# Excerpted data
"""

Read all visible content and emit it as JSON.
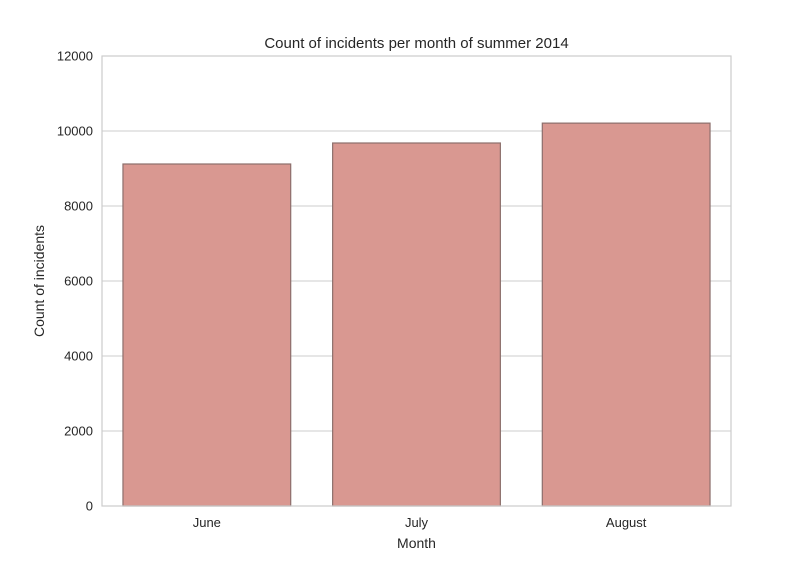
{
  "chart_data": {
    "type": "bar",
    "title": "Count of incidents per month of summer 2014",
    "xlabel": "Month",
    "ylabel": "Count of incidents",
    "categories": [
      "June",
      "July",
      "August"
    ],
    "values": [
      9120,
      9680,
      10210
    ],
    "ylim": [
      0,
      12000
    ],
    "yticks": [
      "0",
      "2000",
      "4000",
      "6000",
      "8000",
      "10000",
      "12000"
    ],
    "grid": true,
    "bar_color": "#d99891",
    "bar_edge_color": "#8c6f6c",
    "grid_color": "#cccccc",
    "frame_color": "#cccccc"
  }
}
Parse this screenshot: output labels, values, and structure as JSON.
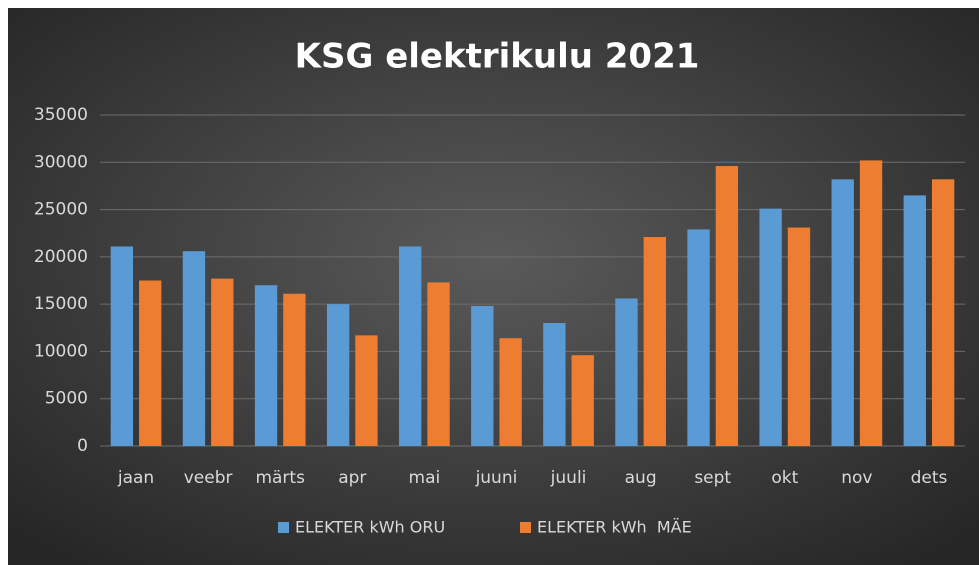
{
  "chart_data": {
    "type": "bar",
    "title": "KSG elektrikulu 2021",
    "categories": [
      "jaan",
      "veebr",
      "märts",
      "apr",
      "mai",
      "juuni",
      "juuli",
      "aug",
      "sept",
      "okt",
      "nov",
      "dets"
    ],
    "series": [
      {
        "name": "ELEKTER kWh ORU",
        "color": "#5b9bd5",
        "values": [
          21100,
          20600,
          17000,
          15000,
          21100,
          14800,
          13000,
          15600,
          22900,
          25100,
          28200,
          26500
        ]
      },
      {
        "name": "ELEKTER kWh  MÄE",
        "color": "#ed7d31",
        "values": [
          17500,
          17700,
          16100,
          11700,
          17300,
          11400,
          9600,
          22100,
          29600,
          23100,
          30200,
          28200
        ]
      }
    ],
    "ylim": [
      0,
      35000
    ],
    "yticks": [
      0,
      5000,
      10000,
      15000,
      20000,
      25000,
      30000,
      35000
    ],
    "grid": true,
    "legend": "bottom"
  }
}
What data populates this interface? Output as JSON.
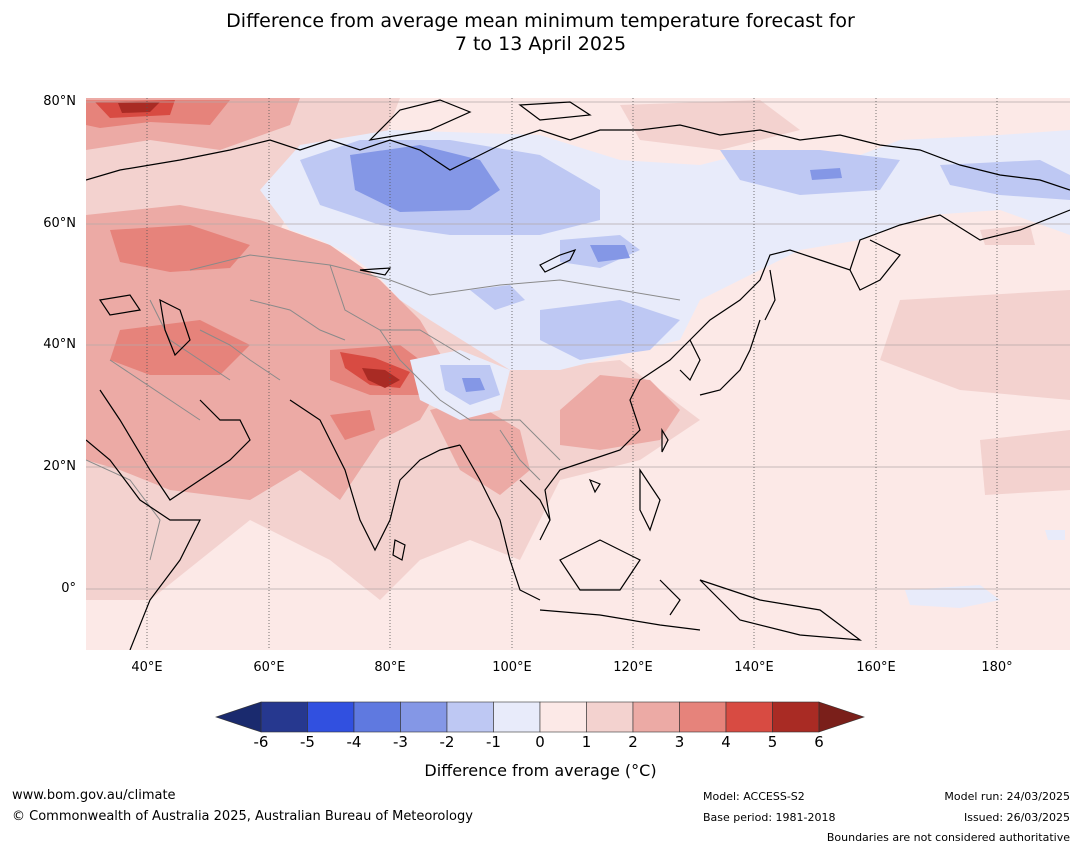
{
  "title": {
    "line1": "Difference from average mean minimum temperature forecast for",
    "line2": "7 to 13 April 2025"
  },
  "map": {
    "lat_labels": [
      "80°N",
      "60°N",
      "40°N",
      "20°N",
      "0°"
    ],
    "lon_labels": [
      "40°E",
      "60°E",
      "80°E",
      "100°E",
      "120°E",
      "140°E",
      "160°E",
      "180°"
    ],
    "extent": {
      "lon_min": 30,
      "lon_max": 192,
      "lat_min": -10,
      "lat_max": 80
    }
  },
  "colorbar": {
    "ticks": [
      "-6",
      "-5",
      "-4",
      "-3",
      "-2",
      "-1",
      "0",
      "1",
      "2",
      "3",
      "4",
      "5",
      "6"
    ],
    "colors": [
      "#26388f",
      "#3150e0",
      "#5f79e0",
      "#8497e6",
      "#bec8f3",
      "#e8ebfa",
      "#fce9e7",
      "#f3d2cf",
      "#ecaaa5",
      "#e6837b",
      "#d84b42",
      "#a92b24"
    ],
    "under_color": "#1a2a6e",
    "over_color": "#7a1f1a",
    "label": "Difference from average (°C)"
  },
  "footer": {
    "website": "www.bom.gov.au/climate",
    "copyright": "© Commonwealth of Australia 2025, Australian Bureau of Meteorology",
    "model": "Model: ACCESS-S2",
    "base_period": "Base period: 1981-2018",
    "model_run": "Model run: 24/03/2025",
    "issued": "Issued: 26/03/2025",
    "disclaimer": "Boundaries are not considered authoritative"
  }
}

"""

# Do this
Filter the listing above for the string "average" and copy every matching line.

# Solution for this task
    "line1": "Difference from average mean minimum temperature forecast for",
    "label": "Difference from average (°C)"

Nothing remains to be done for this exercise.